## To be done
State the number of lines in these records holding "CERs". Say nothing more.

## Task material
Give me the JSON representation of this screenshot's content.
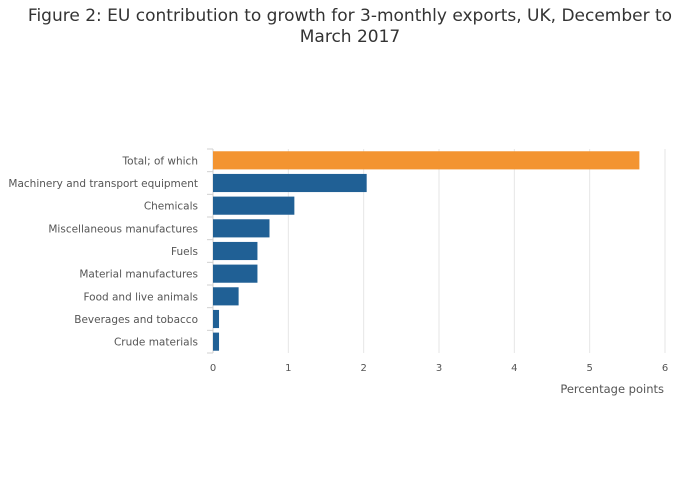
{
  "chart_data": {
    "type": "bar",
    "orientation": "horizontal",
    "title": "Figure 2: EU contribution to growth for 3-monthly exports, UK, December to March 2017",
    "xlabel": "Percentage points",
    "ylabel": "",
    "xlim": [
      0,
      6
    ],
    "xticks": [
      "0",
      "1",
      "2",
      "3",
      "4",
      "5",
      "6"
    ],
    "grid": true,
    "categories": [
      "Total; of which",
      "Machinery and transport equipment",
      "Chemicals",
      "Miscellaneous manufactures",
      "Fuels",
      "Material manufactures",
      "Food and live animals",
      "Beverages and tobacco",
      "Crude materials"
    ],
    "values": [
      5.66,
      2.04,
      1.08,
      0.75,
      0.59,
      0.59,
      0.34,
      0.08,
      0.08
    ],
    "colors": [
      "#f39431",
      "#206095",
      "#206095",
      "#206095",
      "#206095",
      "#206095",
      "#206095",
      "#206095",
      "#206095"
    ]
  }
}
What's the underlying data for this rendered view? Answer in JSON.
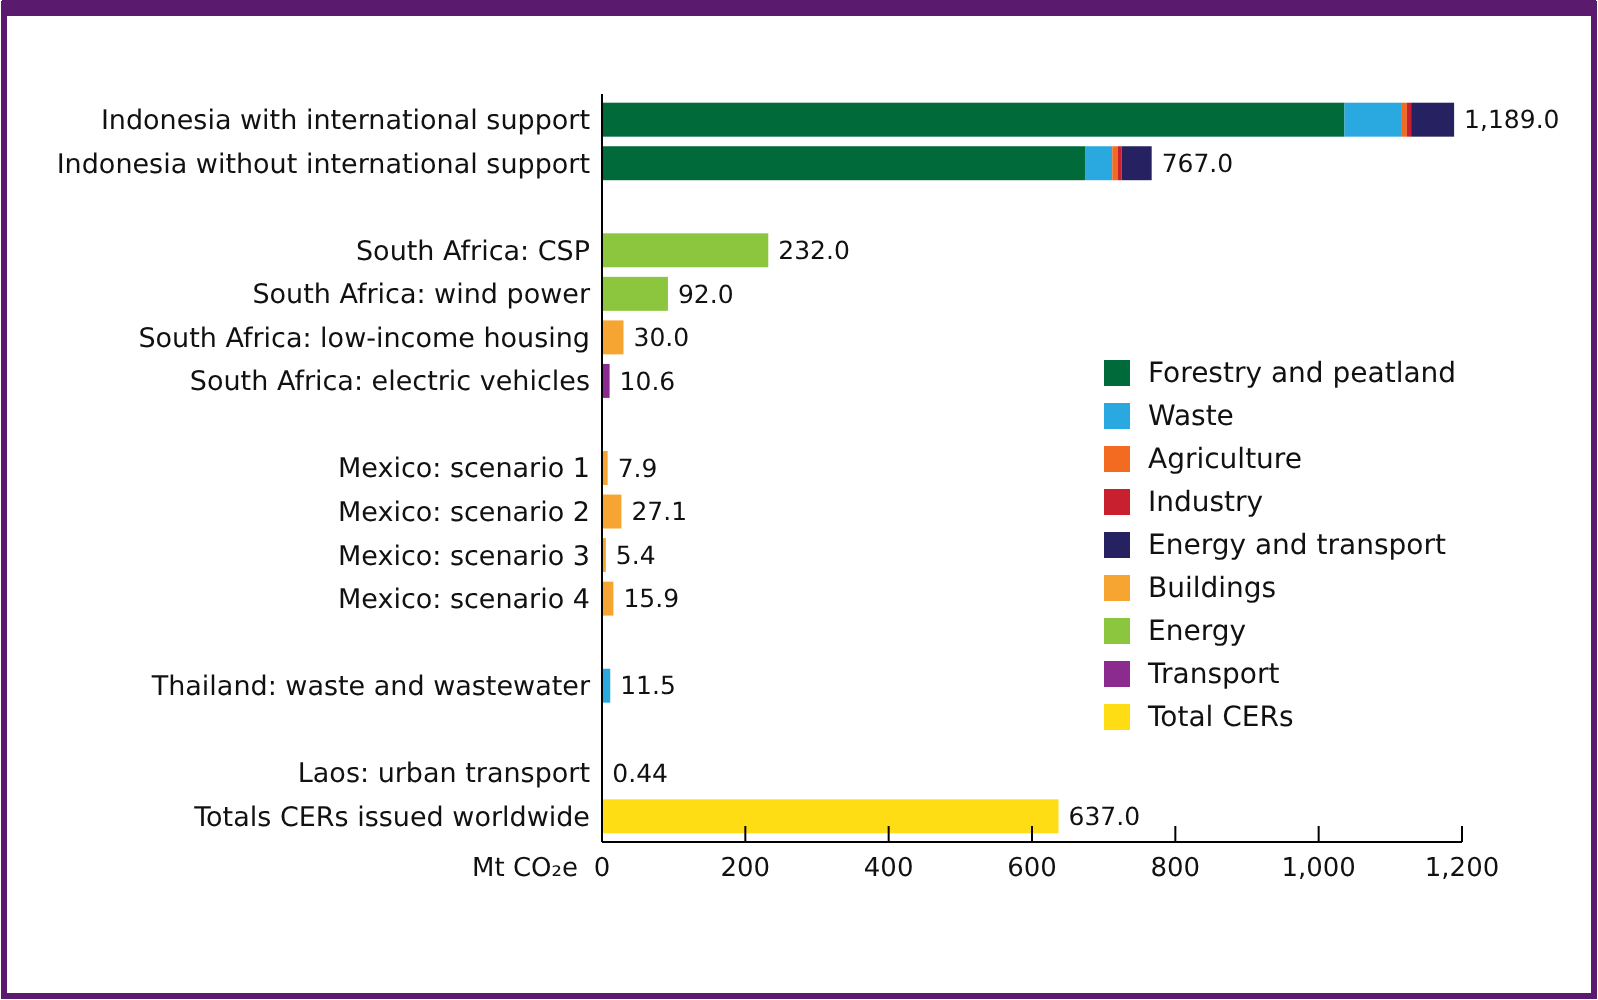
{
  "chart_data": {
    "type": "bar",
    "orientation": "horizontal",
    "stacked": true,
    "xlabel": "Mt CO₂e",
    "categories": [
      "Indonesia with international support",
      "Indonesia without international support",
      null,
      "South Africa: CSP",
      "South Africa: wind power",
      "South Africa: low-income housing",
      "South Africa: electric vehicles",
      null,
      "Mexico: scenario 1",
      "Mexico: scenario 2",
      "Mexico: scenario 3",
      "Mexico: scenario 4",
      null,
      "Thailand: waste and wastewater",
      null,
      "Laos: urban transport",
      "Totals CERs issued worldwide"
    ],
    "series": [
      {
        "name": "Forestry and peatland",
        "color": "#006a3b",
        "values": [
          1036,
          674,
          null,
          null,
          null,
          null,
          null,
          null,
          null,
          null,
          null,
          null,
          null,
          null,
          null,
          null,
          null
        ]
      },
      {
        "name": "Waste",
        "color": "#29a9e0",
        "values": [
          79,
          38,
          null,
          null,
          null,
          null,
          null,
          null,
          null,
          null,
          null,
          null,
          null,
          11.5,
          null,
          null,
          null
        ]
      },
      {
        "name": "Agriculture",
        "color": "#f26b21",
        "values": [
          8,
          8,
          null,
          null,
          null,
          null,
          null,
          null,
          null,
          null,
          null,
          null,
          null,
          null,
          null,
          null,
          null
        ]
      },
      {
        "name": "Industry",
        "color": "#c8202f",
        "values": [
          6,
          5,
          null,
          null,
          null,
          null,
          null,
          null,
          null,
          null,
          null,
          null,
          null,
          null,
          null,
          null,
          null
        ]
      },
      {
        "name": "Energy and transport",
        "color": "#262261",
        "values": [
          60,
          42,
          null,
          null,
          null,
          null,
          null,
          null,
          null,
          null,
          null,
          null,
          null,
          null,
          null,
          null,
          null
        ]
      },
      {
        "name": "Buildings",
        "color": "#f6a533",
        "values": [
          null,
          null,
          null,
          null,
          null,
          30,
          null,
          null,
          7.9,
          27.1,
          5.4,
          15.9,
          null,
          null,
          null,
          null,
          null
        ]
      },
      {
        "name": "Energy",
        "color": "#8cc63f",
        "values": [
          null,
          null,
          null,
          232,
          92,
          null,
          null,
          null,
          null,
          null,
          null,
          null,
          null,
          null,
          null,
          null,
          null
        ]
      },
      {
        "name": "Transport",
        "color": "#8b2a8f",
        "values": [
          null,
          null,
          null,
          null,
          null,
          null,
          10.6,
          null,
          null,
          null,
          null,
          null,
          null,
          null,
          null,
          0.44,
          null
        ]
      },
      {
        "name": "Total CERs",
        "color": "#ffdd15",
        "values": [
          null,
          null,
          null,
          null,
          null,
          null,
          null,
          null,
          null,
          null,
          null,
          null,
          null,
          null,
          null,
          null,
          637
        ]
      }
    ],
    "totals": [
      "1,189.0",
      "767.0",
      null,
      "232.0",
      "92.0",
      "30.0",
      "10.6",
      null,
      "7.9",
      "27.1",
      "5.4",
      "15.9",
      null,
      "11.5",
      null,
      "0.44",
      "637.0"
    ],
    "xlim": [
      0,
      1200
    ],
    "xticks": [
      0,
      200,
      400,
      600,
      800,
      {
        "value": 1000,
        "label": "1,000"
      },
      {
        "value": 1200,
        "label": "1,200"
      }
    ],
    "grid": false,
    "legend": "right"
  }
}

* * *

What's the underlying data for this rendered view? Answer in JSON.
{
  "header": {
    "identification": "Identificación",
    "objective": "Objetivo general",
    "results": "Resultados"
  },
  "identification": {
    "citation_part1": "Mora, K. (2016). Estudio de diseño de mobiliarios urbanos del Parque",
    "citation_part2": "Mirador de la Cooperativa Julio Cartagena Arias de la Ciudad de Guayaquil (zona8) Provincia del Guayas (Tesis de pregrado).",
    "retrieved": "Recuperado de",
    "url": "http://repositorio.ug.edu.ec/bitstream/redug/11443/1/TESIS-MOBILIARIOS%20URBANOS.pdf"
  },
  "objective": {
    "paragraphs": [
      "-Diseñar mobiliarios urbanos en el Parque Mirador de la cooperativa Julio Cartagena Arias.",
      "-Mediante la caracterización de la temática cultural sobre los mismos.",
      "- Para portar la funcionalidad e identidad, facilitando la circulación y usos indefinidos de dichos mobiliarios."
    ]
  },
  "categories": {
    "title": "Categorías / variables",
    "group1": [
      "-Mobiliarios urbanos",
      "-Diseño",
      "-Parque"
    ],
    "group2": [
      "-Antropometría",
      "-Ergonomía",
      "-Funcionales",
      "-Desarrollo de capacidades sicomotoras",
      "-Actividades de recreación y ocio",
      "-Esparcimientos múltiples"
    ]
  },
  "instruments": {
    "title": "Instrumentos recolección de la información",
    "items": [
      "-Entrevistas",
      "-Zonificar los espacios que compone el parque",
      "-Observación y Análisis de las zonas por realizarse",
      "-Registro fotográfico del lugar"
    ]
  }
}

## The completed task
2